GIVEN RECORDS ::
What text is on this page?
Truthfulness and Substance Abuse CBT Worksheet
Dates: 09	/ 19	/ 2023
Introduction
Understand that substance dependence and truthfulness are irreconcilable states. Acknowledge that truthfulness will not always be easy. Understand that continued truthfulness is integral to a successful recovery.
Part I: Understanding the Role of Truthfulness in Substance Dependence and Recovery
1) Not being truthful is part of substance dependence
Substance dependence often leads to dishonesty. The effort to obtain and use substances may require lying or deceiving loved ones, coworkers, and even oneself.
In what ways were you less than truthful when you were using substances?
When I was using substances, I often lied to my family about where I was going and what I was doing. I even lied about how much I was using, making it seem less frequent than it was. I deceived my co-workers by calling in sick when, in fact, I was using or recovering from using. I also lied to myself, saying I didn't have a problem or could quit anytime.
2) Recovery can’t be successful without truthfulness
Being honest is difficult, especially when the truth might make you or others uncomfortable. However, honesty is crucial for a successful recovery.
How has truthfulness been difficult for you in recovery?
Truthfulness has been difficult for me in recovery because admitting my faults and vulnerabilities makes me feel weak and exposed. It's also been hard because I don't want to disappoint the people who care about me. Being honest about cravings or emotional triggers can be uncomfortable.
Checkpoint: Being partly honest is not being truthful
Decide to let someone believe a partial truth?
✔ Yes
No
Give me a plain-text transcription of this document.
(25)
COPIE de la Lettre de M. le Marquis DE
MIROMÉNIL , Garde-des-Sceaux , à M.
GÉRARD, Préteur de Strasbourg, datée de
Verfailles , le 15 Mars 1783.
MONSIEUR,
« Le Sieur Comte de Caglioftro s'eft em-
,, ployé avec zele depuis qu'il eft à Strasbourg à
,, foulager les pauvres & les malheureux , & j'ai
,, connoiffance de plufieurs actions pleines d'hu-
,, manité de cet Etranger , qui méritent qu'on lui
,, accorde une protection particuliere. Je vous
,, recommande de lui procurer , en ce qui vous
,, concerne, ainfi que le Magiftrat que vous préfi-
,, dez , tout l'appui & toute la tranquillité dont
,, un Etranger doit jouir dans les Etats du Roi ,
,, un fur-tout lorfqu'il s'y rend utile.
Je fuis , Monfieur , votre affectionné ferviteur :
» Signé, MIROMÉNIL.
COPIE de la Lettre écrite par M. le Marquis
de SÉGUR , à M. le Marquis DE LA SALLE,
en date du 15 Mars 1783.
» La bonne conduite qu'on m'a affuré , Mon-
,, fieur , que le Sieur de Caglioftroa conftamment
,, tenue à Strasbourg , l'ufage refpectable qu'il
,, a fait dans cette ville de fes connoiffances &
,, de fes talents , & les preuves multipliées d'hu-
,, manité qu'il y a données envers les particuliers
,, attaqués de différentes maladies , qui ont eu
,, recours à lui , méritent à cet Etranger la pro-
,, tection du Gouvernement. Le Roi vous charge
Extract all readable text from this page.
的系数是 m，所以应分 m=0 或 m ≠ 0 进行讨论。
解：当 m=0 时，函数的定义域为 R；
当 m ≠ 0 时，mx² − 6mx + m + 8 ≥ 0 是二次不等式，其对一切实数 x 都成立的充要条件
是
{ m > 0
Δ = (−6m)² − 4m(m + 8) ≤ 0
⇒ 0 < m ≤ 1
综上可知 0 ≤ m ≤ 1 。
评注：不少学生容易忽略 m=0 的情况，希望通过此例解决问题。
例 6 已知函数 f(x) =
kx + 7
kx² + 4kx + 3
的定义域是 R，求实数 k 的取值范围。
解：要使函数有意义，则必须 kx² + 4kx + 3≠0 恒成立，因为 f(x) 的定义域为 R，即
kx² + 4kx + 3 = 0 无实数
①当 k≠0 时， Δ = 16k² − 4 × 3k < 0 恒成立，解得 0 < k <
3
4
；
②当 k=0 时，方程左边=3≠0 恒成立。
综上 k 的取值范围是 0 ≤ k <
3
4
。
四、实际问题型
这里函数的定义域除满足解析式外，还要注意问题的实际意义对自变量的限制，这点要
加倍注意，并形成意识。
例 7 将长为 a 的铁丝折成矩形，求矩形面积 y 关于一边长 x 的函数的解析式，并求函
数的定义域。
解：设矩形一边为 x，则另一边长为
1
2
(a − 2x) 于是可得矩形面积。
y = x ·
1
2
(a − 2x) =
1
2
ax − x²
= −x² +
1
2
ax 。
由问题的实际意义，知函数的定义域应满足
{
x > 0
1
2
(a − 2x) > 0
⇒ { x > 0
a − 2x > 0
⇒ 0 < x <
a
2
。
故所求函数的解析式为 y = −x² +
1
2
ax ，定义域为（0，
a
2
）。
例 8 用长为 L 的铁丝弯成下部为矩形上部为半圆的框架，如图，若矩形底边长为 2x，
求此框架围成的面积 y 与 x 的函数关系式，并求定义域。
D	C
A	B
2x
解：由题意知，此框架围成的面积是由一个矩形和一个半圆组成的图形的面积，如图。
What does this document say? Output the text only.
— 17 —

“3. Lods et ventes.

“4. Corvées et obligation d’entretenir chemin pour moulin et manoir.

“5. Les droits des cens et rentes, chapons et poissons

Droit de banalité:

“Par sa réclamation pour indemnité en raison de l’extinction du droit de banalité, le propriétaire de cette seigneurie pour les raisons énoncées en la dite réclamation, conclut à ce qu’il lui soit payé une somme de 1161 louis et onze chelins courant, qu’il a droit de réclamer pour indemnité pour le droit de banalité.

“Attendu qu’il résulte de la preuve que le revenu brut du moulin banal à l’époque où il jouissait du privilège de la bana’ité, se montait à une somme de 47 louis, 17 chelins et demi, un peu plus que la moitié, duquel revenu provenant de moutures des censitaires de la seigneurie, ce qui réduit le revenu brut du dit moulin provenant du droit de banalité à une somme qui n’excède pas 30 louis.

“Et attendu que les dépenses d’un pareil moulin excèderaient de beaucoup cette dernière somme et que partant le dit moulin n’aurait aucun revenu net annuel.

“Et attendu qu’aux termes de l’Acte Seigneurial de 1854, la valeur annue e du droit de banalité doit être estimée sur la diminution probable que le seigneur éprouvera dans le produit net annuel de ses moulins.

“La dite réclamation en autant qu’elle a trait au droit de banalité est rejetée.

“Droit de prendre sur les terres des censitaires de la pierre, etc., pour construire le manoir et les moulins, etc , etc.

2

WRITTEN EXERCISE :: From the data above, copy each line that holds "document".

FINISHED TASK ::
Give me a plain-text transcription of this document.
What does this document say? Output the text only.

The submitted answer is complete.